# LISTING:

>> Start

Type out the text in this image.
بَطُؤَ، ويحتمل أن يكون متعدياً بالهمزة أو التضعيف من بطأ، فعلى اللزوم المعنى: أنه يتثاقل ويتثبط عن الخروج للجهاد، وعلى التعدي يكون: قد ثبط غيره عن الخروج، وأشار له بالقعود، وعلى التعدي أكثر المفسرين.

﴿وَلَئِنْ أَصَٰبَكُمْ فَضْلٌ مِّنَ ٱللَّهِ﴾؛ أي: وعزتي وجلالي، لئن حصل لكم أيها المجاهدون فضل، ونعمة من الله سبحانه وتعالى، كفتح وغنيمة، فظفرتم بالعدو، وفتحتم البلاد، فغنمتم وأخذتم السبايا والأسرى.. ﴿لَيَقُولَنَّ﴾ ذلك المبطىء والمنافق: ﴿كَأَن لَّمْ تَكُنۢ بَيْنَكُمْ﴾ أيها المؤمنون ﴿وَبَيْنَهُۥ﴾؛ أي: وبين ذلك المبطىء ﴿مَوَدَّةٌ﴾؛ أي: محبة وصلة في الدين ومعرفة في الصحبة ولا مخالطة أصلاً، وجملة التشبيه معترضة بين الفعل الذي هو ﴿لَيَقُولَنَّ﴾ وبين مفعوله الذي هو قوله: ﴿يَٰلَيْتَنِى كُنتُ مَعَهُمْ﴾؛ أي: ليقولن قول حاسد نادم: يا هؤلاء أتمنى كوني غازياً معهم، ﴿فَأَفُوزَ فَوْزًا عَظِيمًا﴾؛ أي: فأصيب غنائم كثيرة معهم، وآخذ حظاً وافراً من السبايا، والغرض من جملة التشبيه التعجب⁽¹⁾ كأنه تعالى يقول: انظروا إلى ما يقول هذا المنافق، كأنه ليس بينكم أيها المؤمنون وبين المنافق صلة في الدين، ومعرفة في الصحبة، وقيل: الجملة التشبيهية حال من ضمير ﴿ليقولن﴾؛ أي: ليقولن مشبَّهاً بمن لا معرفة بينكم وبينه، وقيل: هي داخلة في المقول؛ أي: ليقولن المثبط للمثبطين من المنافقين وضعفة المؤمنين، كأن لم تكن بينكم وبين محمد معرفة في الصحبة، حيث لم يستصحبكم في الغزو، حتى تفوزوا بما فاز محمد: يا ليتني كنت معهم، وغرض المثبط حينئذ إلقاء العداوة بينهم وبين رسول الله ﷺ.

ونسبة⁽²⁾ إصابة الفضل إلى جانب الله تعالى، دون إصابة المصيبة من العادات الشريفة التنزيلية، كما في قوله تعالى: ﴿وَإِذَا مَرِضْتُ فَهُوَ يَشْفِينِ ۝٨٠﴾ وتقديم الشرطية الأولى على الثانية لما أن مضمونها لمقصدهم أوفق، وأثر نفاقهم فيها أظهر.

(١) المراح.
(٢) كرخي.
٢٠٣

>> End
>> Start

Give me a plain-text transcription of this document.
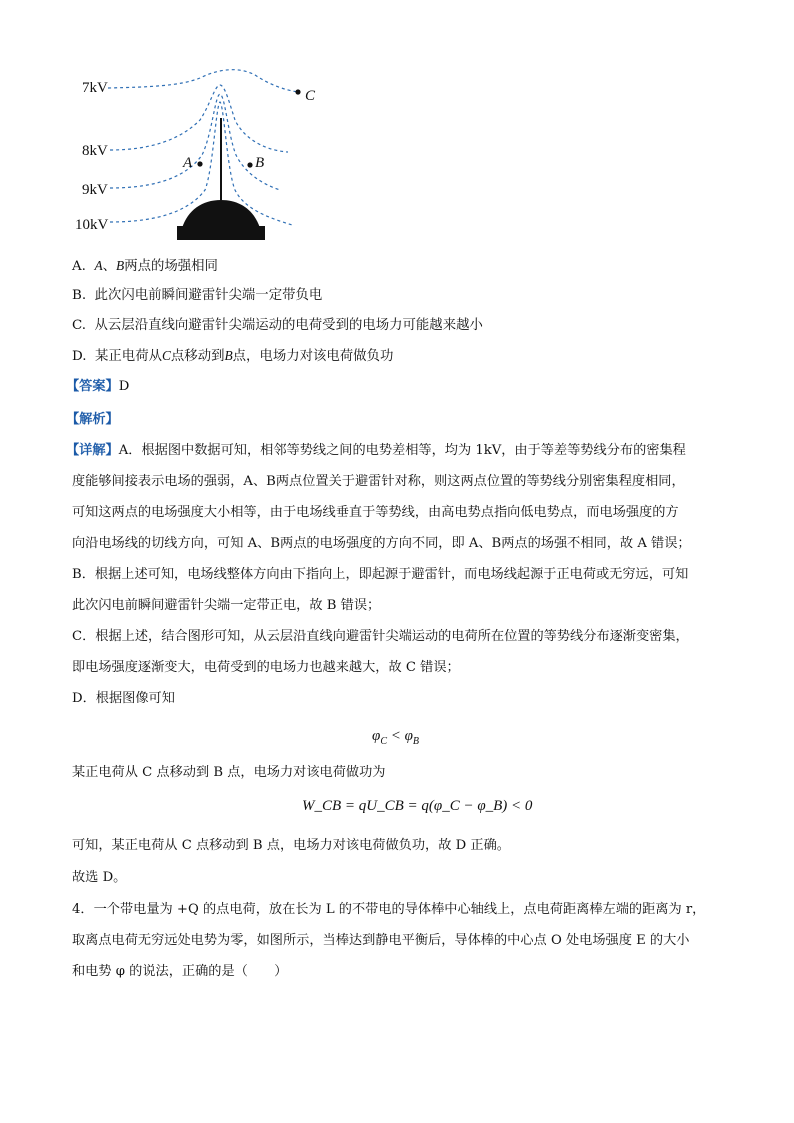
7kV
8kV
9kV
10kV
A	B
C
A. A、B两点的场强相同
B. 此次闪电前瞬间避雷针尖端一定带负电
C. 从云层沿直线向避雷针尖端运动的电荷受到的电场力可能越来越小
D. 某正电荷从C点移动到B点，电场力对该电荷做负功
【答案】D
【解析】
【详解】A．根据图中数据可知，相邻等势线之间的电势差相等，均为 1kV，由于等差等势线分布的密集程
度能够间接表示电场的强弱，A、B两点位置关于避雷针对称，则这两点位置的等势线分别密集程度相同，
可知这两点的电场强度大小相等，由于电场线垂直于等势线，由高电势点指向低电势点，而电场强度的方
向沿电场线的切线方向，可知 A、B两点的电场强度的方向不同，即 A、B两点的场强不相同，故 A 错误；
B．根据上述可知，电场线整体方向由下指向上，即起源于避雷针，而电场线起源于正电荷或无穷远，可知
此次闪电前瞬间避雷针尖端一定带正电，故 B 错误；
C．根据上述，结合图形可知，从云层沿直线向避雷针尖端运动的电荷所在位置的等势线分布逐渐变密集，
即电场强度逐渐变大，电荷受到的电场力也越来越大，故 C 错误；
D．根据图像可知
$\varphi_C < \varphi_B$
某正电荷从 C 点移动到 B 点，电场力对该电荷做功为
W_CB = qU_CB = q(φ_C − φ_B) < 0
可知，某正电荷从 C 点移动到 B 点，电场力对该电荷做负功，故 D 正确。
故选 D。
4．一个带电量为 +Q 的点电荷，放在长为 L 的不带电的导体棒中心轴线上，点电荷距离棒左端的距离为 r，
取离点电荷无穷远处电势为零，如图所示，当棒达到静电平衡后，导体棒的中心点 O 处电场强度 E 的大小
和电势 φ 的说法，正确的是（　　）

>> End

Identify the lines that hold the word "this". Copy every one of them.

Type out the text in this image.
Give me a plain-text transcription of this document.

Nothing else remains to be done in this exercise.